Task objective >> Every record that follows should be printed verbatim.

Exercise input >>
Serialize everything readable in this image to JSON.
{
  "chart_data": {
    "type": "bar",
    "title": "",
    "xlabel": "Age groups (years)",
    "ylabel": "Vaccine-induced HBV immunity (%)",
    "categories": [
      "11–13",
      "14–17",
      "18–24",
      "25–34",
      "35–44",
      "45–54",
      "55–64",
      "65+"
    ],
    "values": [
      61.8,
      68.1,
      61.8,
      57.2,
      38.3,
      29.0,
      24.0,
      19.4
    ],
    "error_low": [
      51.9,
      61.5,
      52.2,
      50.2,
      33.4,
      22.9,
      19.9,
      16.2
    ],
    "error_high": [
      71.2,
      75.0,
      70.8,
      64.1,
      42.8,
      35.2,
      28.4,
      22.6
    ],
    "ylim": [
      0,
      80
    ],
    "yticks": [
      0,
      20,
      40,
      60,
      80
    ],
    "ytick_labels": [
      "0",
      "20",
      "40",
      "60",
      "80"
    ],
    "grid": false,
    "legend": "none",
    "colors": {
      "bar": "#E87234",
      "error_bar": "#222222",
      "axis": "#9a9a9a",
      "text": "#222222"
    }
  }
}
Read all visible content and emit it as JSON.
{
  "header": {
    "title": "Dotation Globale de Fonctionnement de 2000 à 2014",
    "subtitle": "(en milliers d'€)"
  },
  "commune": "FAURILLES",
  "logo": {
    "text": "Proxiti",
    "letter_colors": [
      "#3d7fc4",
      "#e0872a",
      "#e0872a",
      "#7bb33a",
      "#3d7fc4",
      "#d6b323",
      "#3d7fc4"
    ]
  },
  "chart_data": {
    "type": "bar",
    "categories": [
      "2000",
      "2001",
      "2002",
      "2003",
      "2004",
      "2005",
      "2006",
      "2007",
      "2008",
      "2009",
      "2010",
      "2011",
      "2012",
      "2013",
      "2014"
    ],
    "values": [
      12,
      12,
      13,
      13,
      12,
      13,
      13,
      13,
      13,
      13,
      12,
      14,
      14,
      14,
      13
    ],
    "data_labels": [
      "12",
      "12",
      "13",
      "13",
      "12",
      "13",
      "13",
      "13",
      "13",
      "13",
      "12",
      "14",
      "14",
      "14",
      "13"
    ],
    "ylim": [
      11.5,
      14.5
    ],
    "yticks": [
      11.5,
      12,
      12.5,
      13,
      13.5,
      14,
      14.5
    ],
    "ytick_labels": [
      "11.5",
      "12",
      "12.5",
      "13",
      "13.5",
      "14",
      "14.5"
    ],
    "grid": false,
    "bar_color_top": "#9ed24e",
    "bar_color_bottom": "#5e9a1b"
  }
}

Written solution >>
Serialize everything readable in this image to JSON.
{
  "chart_data": {
    "type": "bar",
    "title": "",
    "xlabel": "Age groups (years)",
    "ylabel": "Vaccine-induced HBV immunity (%)",
    "categories": [
      "11–13",
      "14–17",
      "18–24",
      "25–34",
      "35–44",
      "45–54",
      "55–64",
      "65+"
    ],
    "values": [
      61.8,
      68.1,
      61.8,
      57.2,
      38.3,
      29.0,
      24.0,
      19.4
    ],
    "error_low": [
      51.9,
      61.5,
      52.2,
      50.2,
      33.4,
      22.9,
      19.9,
      16.2
    ],
    "error_high": [
      71.2,
      75.0,
      70.8,
      64.1,
      42.8,
      35.2,
      28.4,
      22.6
    ],
    "ylim": [
      0,
      80
    ],
    "yticks": [
      0,
      20,
      40,
      60,
      80
    ],
    "ytick_labels": [
      "0",
      "20",
      "40",
      "60",
      "80"
    ],
    "grid": false,
    "legend": "none",
    "colors": {
      "bar": "#E87234",
      "error_bar": "#222222",
      "axis": "#9a9a9a",
      "text": "#222222"
    }
  }
}
Read all visible content and emit it as JSON.
{
  "header": {
    "title": "Dotation Globale de Fonctionnement de 2000 à 2014",
    "subtitle": "(en milliers d'€)"
  },
  "commune": "FAURILLES",
  "logo": {
    "text": "Proxiti",
    "letter_colors": [
      "#3d7fc4",
      "#e0872a",
      "#e0872a",
      "#7bb33a",
      "#3d7fc4",
      "#d6b323",
      "#3d7fc4"
    ]
  },
  "chart_data": {
    "type": "bar",
    "categories": [
      "2000",
      "2001",
      "2002",
      "2003",
      "2004",
      "2005",
      "2006",
      "2007",
      "2008",
      "2009",
      "2010",
      "2011",
      "2012",
      "2013",
      "2014"
    ],
    "values": [
      12,
      12,
      13,
      13,
      12,
      13,
      13,
      13,
      13,
      13,
      12,
      14,
      14,
      14,
      13
    ],
    "data_labels": [
      "12",
      "12",
      "13",
      "13",
      "12",
      "13",
      "13",
      "13",
      "13",
      "13",
      "12",
      "14",
      "14",
      "14",
      "13"
    ],
    "ylim": [
      11.5,
      14.5
    ],
    "yticks": [
      11.5,
      12,
      12.5,
      13,
      13.5,
      14,
      14.5
    ],
    "ytick_labels": [
      "11.5",
      "12",
      "12.5",
      "13",
      "13.5",
      "14",
      "14.5"
    ],
    "grid": false,
    "bar_color_top": "#9ed24e",
    "bar_color_bottom": "#5e9a1b"
  }
}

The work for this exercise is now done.